PROBLEM DETAILS -
Locate the lines where "DOWNS" occurs and copy them as they stand.

>>>

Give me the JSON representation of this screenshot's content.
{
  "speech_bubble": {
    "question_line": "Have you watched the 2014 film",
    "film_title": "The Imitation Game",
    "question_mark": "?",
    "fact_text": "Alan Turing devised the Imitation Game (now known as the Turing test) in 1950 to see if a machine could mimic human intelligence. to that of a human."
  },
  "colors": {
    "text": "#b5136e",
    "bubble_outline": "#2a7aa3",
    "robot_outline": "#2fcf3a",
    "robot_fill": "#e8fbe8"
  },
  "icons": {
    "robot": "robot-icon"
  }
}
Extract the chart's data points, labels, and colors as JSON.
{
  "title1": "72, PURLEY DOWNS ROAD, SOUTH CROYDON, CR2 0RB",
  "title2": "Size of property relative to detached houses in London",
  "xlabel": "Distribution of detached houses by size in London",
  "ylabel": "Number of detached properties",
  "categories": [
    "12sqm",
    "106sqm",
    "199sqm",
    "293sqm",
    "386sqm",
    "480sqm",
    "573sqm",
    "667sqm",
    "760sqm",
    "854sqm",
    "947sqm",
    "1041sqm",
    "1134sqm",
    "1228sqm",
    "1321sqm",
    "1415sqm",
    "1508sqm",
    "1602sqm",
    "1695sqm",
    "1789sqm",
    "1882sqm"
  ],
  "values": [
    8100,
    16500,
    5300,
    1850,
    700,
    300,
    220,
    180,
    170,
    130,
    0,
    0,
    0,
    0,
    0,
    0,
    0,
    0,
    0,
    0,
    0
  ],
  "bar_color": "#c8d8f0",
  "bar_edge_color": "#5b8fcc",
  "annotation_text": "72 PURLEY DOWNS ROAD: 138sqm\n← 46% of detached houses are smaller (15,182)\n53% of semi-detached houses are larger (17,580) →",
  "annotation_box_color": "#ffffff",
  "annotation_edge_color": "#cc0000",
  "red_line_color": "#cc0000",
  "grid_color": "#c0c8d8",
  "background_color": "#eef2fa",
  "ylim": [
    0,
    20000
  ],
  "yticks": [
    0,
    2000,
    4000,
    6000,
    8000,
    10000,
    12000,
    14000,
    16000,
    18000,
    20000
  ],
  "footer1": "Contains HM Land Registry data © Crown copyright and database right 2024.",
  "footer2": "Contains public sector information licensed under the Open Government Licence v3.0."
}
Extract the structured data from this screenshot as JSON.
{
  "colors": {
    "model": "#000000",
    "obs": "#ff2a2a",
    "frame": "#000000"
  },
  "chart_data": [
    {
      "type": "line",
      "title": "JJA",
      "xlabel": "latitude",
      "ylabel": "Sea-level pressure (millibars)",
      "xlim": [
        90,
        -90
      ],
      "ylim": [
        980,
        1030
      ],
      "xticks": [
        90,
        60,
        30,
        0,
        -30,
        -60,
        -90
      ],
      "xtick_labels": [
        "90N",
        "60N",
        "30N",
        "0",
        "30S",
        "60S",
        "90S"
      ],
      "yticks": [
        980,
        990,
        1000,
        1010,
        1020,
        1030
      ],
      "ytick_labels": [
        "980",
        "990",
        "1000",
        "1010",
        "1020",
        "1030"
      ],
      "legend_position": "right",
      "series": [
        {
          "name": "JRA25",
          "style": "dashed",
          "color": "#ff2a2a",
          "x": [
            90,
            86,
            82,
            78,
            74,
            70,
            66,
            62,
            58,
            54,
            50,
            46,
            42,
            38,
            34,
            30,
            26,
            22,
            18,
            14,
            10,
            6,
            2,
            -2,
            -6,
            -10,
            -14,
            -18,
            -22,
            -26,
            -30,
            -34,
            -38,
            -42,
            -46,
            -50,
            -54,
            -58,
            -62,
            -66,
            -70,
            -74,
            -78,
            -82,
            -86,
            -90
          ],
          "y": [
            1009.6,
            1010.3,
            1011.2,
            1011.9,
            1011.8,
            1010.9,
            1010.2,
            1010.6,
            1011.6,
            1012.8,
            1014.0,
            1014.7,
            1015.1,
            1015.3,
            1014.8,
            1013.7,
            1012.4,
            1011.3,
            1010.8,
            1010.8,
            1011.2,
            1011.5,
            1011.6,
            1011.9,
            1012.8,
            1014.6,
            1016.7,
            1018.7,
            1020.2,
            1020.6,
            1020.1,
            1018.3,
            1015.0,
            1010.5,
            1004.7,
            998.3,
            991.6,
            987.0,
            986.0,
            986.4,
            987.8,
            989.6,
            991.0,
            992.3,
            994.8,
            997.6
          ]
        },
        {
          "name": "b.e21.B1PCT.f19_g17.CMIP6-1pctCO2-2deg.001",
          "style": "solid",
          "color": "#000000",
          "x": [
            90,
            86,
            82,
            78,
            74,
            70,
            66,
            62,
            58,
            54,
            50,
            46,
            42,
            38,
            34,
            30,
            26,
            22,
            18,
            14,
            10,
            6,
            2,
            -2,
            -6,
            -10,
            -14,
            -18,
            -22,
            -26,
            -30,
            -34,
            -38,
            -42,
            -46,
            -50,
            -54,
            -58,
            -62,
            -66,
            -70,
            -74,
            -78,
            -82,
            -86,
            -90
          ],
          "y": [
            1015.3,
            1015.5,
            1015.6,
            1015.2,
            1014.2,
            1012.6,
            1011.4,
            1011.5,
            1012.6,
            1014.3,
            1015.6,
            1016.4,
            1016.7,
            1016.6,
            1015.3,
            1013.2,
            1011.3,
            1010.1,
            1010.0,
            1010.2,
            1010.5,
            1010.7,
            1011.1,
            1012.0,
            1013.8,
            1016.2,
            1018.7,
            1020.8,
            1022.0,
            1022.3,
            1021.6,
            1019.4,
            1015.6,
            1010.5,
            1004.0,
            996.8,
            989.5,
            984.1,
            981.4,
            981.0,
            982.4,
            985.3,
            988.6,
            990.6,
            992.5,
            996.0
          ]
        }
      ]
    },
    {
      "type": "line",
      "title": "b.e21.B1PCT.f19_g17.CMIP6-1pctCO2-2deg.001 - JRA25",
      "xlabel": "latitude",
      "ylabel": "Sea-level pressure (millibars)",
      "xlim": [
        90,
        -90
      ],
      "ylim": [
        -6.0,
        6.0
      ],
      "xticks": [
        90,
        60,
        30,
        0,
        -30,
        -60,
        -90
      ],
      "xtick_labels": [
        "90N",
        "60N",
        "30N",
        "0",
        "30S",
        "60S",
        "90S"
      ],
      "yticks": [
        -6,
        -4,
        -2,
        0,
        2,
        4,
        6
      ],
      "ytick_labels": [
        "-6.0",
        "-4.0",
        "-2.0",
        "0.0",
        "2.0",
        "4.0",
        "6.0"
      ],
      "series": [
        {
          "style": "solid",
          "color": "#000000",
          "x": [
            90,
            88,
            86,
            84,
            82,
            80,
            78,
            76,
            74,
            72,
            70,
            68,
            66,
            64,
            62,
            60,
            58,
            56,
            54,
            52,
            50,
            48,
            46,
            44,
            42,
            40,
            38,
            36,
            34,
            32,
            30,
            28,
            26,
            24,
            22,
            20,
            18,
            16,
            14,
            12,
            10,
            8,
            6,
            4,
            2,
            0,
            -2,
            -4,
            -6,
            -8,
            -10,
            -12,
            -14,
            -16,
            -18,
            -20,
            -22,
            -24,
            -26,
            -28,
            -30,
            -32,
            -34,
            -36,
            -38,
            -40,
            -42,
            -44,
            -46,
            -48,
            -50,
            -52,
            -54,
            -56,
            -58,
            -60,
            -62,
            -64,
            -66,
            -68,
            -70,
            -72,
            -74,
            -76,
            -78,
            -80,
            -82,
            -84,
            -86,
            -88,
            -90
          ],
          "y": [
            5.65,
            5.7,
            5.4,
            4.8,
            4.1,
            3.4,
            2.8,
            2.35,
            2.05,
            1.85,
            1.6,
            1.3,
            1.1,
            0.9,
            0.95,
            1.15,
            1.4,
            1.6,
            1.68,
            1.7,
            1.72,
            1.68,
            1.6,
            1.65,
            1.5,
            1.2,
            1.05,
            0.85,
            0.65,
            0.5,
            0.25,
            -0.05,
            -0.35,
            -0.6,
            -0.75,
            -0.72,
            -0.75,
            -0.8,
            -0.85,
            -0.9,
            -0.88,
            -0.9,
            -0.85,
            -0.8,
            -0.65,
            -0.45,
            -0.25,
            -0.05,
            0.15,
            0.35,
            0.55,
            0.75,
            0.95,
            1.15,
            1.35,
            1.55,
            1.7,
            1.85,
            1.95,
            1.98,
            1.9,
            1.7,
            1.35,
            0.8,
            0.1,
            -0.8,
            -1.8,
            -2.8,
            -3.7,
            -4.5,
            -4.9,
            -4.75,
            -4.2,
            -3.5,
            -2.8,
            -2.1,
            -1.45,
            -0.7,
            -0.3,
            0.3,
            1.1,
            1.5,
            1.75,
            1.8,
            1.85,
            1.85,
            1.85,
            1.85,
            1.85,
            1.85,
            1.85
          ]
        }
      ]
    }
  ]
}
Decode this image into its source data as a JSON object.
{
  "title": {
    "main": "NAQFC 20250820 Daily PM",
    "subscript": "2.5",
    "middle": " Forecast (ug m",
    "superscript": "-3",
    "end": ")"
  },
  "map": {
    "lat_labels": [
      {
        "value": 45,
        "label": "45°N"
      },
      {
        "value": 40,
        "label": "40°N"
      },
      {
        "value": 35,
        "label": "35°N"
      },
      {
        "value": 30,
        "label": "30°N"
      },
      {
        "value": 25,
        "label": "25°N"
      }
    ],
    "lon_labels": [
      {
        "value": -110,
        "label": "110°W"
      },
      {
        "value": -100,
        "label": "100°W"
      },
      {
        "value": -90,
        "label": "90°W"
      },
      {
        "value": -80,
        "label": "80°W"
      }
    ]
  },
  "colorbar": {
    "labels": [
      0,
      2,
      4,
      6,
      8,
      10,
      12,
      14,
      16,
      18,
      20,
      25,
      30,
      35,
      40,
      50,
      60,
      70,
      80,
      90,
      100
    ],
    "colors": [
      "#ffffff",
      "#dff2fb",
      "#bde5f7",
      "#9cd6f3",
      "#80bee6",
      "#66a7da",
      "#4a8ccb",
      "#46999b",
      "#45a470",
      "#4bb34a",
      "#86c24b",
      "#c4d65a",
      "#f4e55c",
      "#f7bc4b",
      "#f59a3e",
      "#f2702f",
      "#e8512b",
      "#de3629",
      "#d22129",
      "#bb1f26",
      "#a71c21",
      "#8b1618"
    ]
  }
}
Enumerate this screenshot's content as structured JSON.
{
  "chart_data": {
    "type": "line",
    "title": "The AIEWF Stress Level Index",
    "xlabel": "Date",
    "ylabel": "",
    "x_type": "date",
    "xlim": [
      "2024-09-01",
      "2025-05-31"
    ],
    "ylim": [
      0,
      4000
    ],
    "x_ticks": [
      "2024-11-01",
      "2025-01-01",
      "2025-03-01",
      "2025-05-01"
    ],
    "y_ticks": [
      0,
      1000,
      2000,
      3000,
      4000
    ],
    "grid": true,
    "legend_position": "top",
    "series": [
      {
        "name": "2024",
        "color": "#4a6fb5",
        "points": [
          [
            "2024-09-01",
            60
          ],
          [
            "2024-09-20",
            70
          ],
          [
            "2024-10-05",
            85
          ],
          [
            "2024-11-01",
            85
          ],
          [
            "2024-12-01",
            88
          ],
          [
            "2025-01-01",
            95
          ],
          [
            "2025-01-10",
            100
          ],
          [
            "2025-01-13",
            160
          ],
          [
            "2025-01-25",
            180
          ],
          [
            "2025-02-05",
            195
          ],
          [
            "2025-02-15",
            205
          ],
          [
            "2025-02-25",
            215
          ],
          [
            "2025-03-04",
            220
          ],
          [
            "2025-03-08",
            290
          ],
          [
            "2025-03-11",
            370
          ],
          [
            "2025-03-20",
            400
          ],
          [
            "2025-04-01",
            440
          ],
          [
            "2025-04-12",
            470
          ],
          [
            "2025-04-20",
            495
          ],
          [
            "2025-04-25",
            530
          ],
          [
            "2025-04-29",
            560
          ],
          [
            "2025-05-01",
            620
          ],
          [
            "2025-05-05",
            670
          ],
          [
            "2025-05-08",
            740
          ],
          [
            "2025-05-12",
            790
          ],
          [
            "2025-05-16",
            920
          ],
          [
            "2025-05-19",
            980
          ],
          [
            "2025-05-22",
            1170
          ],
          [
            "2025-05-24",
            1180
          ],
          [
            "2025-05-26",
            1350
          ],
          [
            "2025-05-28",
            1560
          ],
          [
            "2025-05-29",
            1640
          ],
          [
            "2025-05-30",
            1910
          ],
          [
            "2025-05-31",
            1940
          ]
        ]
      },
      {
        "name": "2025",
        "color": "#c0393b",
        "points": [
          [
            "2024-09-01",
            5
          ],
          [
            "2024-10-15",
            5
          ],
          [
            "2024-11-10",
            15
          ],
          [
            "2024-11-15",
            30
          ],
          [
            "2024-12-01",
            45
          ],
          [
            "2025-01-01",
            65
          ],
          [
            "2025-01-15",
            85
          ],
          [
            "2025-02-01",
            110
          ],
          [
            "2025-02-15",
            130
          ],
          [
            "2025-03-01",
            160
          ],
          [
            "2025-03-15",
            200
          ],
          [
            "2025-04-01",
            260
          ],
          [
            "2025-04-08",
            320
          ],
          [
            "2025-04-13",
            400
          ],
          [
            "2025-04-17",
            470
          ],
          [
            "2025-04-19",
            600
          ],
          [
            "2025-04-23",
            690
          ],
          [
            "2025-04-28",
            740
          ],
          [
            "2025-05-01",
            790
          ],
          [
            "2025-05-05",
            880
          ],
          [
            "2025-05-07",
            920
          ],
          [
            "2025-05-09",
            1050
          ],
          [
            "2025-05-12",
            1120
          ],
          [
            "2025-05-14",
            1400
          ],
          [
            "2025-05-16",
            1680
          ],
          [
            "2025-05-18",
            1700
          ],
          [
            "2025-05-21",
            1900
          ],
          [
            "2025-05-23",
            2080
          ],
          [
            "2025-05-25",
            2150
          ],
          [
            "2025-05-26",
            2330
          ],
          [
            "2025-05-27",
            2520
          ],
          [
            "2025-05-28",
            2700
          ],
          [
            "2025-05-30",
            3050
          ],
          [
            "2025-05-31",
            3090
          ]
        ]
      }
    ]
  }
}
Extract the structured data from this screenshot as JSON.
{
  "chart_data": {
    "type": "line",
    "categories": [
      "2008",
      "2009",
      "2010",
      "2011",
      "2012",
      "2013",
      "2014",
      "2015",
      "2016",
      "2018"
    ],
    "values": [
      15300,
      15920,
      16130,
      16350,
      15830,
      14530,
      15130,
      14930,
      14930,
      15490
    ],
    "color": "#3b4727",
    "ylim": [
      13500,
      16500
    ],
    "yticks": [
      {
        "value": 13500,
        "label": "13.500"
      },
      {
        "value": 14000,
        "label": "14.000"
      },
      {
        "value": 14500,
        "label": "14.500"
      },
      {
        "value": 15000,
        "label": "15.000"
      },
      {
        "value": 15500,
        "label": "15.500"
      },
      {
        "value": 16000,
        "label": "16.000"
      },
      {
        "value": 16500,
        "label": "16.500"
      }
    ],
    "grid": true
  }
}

<<<

RESPONSE BELOW -
  "title1": "72, PURLEY DOWNS ROAD, SOUTH CROYDON, CR2 0RB",
  "annotation_text": "72 PURLEY DOWNS ROAD: 138sqm\n← 46% of detached houses are smaller (15,182)\n53% of semi-detached houses are larger (17,580) →",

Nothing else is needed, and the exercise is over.